> **SET PROBLEM**
Quote the records in full and leave their pictures out.

> **SOURCE RECORDS**
* * *

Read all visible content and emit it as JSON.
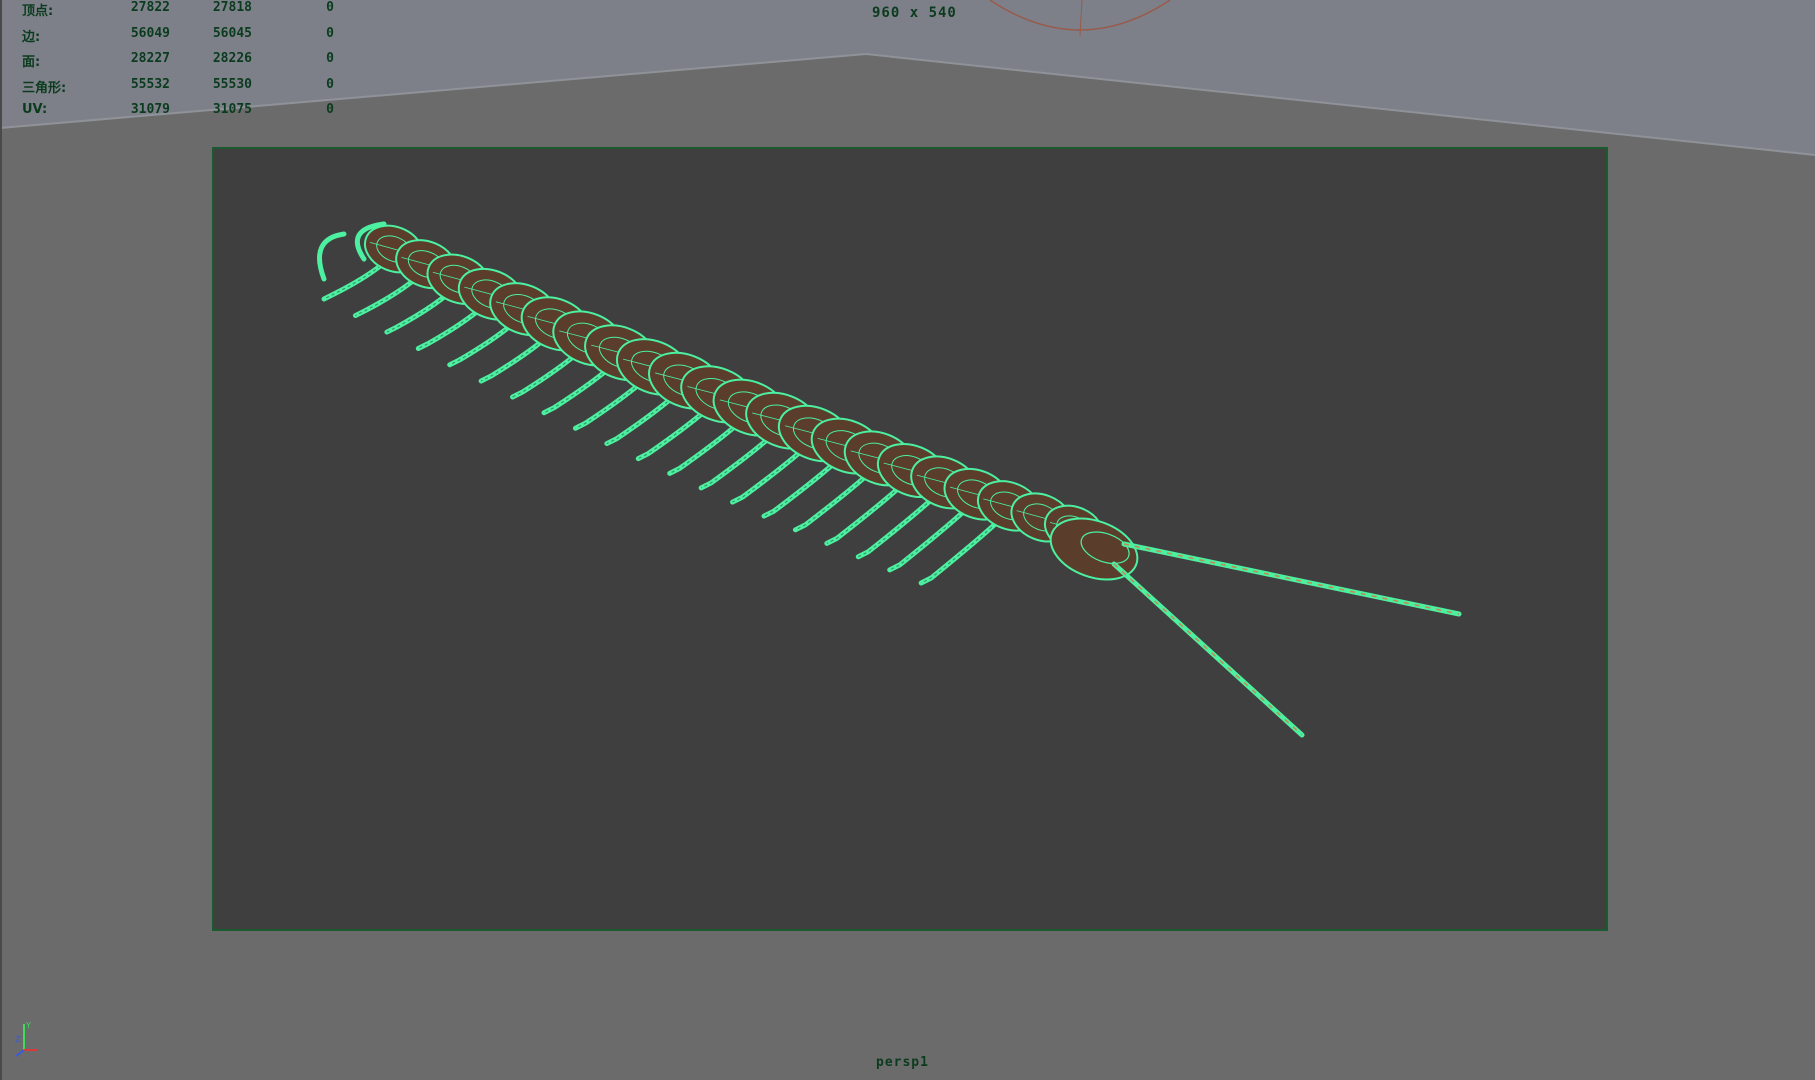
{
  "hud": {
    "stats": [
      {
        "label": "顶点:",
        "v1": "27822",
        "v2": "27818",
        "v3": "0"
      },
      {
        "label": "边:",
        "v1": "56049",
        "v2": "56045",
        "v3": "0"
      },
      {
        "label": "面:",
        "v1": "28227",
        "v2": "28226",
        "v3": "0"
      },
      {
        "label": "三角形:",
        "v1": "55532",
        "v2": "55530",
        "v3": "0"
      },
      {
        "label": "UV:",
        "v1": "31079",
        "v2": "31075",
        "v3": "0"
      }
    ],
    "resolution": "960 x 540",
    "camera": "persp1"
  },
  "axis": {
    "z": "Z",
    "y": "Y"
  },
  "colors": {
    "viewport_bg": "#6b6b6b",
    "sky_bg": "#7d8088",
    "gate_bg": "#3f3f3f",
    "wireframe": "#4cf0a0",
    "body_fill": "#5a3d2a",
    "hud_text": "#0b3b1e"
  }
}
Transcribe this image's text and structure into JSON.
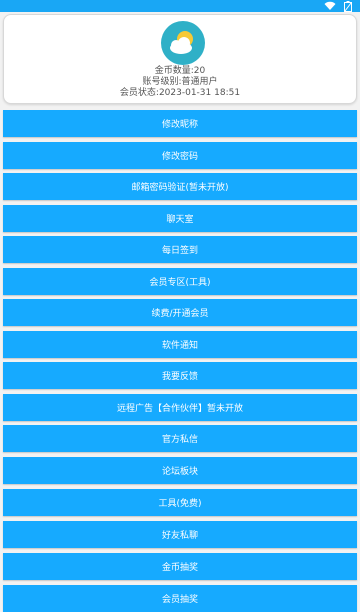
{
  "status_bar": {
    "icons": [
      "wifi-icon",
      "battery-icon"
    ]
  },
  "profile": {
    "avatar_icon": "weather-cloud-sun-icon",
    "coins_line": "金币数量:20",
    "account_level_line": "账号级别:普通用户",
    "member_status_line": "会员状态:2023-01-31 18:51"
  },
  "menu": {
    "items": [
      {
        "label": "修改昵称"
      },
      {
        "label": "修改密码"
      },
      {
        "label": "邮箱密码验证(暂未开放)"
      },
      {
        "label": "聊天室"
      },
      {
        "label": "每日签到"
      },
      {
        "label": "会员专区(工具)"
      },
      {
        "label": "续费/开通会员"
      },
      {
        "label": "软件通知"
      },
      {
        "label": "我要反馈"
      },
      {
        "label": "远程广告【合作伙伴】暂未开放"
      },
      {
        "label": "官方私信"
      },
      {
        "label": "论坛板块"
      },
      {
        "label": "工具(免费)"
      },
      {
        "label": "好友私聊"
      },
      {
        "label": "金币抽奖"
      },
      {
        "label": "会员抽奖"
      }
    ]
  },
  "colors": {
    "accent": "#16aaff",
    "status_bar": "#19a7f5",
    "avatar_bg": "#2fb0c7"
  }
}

* * *

> **SOLUTION FOR THIS TASK**
Read all visible content and emit it as JSON.
{
  "hud": {
    "stats": [
      {
        "label": "顶点:",
        "v1": "27822",
        "v2": "27818",
        "v3": "0"
      },
      {
        "label": "边:",
        "v1": "56049",
        "v2": "56045",
        "v3": "0"
      },
      {
        "label": "面:",
        "v1": "28227",
        "v2": "28226",
        "v3": "0"
      },
      {
        "label": "三角形:",
        "v1": "55532",
        "v2": "55530",
        "v3": "0"
      },
      {
        "label": "UV:",
        "v1": "31079",
        "v2": "31075",
        "v3": "0"
      }
    ],
    "resolution": "960 x 540",
    "camera": "persp1"
  },
  "axis": {
    "z": "Z",
    "y": "Y"
  },
  "colors": {
    "viewport_bg": "#6b6b6b",
    "sky_bg": "#7d8088",
    "gate_bg": "#3f3f3f",
    "wireframe": "#4cf0a0",
    "body_fill": "#5a3d2a",
    "hud_text": "#0b3b1e"
  }
}
Transcribe this image's text and structure into JSON.
{
  "status_bar": {
    "icons": [
      "wifi-icon",
      "battery-icon"
    ]
  },
  "profile": {
    "avatar_icon": "weather-cloud-sun-icon",
    "coins_line": "金币数量:20",
    "account_level_line": "账号级别:普通用户",
    "member_status_line": "会员状态:2023-01-31 18:51"
  },
  "menu": {
    "items": [
      {
        "label": "修改昵称"
      },
      {
        "label": "修改密码"
      },
      {
        "label": "邮箱密码验证(暂未开放)"
      },
      {
        "label": "聊天室"
      },
      {
        "label": "每日签到"
      },
      {
        "label": "会员专区(工具)"
      },
      {
        "label": "续费/开通会员"
      },
      {
        "label": "软件通知"
      },
      {
        "label": "我要反馈"
      },
      {
        "label": "远程广告【合作伙伴】暂未开放"
      },
      {
        "label": "官方私信"
      },
      {
        "label": "论坛板块"
      },
      {
        "label": "工具(免费)"
      },
      {
        "label": "好友私聊"
      },
      {
        "label": "金币抽奖"
      },
      {
        "label": "会员抽奖"
      }
    ]
  },
  "colors": {
    "accent": "#16aaff",
    "status_bar": "#19a7f5",
    "avatar_bg": "#2fb0c7"
  }
}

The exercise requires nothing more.